Reproduce exactly the lines from the one containing "Read the values" through the last line of the data, both ends included.

(Records)
☆ ☆ ☆ ☆ ☆ ☆ ☆

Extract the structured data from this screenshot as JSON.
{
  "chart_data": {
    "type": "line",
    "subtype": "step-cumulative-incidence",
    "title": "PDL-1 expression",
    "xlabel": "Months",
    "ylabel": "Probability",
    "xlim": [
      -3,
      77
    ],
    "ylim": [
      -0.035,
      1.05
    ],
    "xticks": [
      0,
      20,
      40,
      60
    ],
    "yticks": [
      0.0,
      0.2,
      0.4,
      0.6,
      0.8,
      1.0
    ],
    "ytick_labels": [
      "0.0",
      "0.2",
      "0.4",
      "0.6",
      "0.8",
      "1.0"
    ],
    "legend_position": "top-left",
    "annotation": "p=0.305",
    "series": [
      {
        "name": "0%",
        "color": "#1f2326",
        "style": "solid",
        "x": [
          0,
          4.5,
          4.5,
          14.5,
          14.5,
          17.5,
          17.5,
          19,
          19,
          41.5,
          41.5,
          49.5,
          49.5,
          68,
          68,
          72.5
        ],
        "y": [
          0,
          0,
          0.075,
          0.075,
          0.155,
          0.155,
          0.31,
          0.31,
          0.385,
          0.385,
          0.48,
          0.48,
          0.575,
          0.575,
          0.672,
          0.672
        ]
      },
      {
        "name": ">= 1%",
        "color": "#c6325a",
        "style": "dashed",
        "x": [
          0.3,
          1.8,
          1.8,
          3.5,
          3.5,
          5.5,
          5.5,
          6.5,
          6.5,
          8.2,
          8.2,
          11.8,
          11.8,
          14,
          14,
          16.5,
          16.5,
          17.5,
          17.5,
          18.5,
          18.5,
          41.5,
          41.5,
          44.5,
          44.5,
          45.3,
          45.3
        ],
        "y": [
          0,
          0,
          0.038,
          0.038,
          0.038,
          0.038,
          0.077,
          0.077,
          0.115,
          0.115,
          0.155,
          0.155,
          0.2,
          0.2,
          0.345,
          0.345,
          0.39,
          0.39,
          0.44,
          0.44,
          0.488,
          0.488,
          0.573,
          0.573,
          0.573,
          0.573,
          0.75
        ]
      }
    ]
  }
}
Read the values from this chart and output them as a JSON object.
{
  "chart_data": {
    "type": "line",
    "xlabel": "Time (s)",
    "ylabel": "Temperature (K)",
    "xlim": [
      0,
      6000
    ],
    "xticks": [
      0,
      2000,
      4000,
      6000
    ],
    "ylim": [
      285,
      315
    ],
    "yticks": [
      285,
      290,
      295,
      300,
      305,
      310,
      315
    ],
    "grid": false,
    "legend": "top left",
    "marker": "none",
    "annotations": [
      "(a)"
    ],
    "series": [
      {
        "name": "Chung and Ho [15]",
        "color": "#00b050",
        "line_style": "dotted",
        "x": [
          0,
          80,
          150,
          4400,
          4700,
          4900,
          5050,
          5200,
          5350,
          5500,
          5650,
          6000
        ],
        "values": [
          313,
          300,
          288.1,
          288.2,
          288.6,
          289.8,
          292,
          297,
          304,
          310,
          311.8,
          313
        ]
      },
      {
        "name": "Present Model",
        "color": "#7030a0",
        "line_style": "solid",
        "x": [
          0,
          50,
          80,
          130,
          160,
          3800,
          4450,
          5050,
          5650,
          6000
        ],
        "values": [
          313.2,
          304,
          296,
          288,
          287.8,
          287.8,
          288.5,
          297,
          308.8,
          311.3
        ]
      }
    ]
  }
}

☆ ☆ ☆ ☆ ☆ ☆ ☆

Output for this exercise —
Read the values from this chart and output them as a JSON object.
{
  "chart_data": {
    "type": "line",
    "xlabel": "Time (s)",
    "ylabel": "Temperature (K)",
    "xlim": [
      0,
      6000
    ],
    "xticks": [
      0,
      2000,
      4000,
      6000
    ],
    "ylim": [
      285,
      315
    ],
    "yticks": [
      285,
      290,
      295,
      300,
      305,
      310,
      315
    ],
    "grid": false,
    "legend": "top left",
    "marker": "none",
    "annotations": [
      "(a)"
    ],
    "series": [
      {
        "name": "Chung and Ho [15]",
        "color": "#00b050",
        "line_style": "dotted",
        "x": [
          0,
          80,
          150,
          4400,
          4700,
          4900,
          5050,
          5200,
          5350,
          5500,
          5650,
          6000
        ],
        "values": [
          313,
          300,
          288.1,
          288.2,
          288.6,
          289.8,
          292,
          297,
          304,
          310,
          311.8,
          313
        ]
      },
      {
        "name": "Present Model",
        "color": "#7030a0",
        "line_style": "solid",
        "x": [
          0,
          50,
          80,
          130,
          160,
          3800,
          4450,
          5050,
          5650,
          6000
        ],
        "values": [
          313.2,
          304,
          296,
          288,
          287.8,
          287.8,
          288.5,
          297,
          308.8,
          311.3
        ]
      }
    ]
  }
}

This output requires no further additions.